-- TASK INSTRUCTIONS --
Set down the material below in full, matching it exactly.

-- TASK INPUT --
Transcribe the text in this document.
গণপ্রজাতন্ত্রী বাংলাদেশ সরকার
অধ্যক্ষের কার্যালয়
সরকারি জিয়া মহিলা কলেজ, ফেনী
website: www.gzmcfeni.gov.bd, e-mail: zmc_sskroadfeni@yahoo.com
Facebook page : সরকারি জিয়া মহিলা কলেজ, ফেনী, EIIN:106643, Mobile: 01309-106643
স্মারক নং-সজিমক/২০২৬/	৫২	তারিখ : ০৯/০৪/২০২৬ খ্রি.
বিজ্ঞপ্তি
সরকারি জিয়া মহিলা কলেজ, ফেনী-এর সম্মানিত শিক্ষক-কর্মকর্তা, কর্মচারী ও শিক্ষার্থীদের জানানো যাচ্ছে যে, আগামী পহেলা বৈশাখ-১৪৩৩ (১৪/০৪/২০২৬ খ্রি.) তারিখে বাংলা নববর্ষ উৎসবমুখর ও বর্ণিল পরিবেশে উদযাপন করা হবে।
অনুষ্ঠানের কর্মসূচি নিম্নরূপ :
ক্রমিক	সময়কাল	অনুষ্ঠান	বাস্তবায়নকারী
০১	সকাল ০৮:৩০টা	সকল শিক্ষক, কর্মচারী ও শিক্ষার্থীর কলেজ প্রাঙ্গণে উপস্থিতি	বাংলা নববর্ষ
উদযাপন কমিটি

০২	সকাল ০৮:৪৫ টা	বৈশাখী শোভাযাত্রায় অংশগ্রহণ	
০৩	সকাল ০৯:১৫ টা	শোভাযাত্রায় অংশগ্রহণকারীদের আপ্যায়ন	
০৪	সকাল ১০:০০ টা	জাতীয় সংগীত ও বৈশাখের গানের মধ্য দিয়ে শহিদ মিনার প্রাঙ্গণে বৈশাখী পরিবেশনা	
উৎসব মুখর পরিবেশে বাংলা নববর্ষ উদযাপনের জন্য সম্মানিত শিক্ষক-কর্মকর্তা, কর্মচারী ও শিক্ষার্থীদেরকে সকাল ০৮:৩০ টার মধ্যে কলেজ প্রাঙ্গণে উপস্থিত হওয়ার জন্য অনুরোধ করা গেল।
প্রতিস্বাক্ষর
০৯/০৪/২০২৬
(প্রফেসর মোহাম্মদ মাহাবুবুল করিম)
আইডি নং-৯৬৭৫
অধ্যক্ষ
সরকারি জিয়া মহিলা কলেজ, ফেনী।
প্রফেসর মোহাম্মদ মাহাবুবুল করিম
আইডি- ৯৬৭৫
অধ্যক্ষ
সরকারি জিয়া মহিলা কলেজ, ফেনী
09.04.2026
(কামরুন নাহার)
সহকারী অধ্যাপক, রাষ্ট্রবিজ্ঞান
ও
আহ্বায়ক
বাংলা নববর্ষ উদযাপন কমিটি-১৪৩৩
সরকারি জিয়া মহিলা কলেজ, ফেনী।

-- ANSWER TO THIS TASK --
Transcribe the text in this document.
গণপ্রজাতন্ত্রী বাংলাদেশ সরকার
অধ্যক্ষের কার্যালয়
সরকারি জিয়া মহিলা কলেজ, ফেনী
website: www.gzmcfeni.gov.bd, e-mail: zmc_sskroadfeni@yahoo.com
Facebook page : সরকারি জিয়া মহিলা কলেজ, ফেনী, EIIN:106643, Mobile: 01309-106643
স্মারক নং-সজিমক/২০২৬/	৫২	তারিখ : ০৯/০৪/২০২৬ খ্রি.
বিজ্ঞপ্তি
সরকারি জিয়া মহিলা কলেজ, ফেনী-এর সম্মানিত শিক্ষক-কর্মকর্তা, কর্মচারী ও শিক্ষার্থীদের জানানো যাচ্ছে যে, আগামী পহেলা বৈশাখ-১৪৩৩ (১৪/০৪/২০২৬ খ্রি.) তারিখে বাংলা নববর্ষ উৎসবমুখর ও বর্ণিল পরিবেশে উদযাপন করা হবে।
অনুষ্ঠানের কর্মসূচি নিম্নরূপ :
ক্রমিক	সময়কাল	অনুষ্ঠান	বাস্তবায়নকারী
০১	সকাল ০৮:৩০টা	সকল শিক্ষক, কর্মচারী ও শিক্ষার্থীর কলেজ প্রাঙ্গণে উপস্থিতি	বাংলা নববর্ষ
উদযাপন কমিটি

০২	সকাল ০৮:৪৫ টা	বৈশাখী শোভাযাত্রায় অংশগ্রহণ	
০৩	সকাল ০৯:১৫ টা	শোভাযাত্রায় অংশগ্রহণকারীদের আপ্যায়ন	
০৪	সকাল ১০:০০ টা	জাতীয় সংগীত ও বৈশাখের গানের মধ্য দিয়ে শহিদ মিনার প্রাঙ্গণে বৈশাখী পরিবেশনা	
উৎসব মুখর পরিবেশে বাংলা নববর্ষ উদযাপনের জন্য সম্মানিত শিক্ষক-কর্মকর্তা, কর্মচারী ও শিক্ষার্থীদেরকে সকাল ০৮:৩০ টার মধ্যে কলেজ প্রাঙ্গণে উপস্থিত হওয়ার জন্য অনুরোধ করা গেল।
প্রতিস্বাক্ষর
০৯/০৪/২০২৬
(প্রফেসর মোহাম্মদ মাহাবুবুল করিম)
আইডি নং-৯৬৭৫
অধ্যক্ষ
সরকারি জিয়া মহিলা কলেজ, ফেনী।
প্রফেসর মোহাম্মদ মাহাবুবুল করিম
আইডি- ৯৬৭৫
অধ্যক্ষ
সরকারি জিয়া মহিলা কলেজ, ফেনী
09.04.2026
(কামরুন নাহার)
সহকারী অধ্যাপক, রাষ্ট্রবিজ্ঞান
ও
আহ্বায়ক
বাংলা নববর্ষ উদযাপন কমিটি-১৪৩৩
সরকারি জিয়া মহিলা কলেজ, ফেনী।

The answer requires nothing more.